## Figure dataset records
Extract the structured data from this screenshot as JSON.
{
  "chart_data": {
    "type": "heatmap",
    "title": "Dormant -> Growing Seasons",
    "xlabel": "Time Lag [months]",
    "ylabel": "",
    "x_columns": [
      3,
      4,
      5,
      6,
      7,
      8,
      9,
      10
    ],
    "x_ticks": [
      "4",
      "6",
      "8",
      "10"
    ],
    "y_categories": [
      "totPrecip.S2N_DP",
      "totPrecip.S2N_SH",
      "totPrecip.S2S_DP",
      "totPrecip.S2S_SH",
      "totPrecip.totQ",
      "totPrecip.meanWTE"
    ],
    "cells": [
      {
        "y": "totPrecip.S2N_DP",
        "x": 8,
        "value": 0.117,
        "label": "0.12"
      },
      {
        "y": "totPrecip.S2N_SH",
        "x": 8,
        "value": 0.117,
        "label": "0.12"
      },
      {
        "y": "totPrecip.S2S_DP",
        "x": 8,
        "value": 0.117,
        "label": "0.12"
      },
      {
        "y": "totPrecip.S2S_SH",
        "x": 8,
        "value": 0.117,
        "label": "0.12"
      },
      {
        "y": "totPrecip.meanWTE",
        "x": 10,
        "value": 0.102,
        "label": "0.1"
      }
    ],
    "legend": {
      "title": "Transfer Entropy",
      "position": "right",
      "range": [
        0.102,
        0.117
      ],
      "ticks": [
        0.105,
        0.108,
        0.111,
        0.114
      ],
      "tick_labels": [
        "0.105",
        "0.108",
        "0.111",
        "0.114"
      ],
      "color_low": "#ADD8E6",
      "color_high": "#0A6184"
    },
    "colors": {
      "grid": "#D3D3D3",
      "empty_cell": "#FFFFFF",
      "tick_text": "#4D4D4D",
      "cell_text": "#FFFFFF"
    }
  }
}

## Given instruction
Where a line contains the string "meanWTE", extract that line.

## Written response
      "totPrecip.meanWTE"
        "y": "totPrecip.meanWTE",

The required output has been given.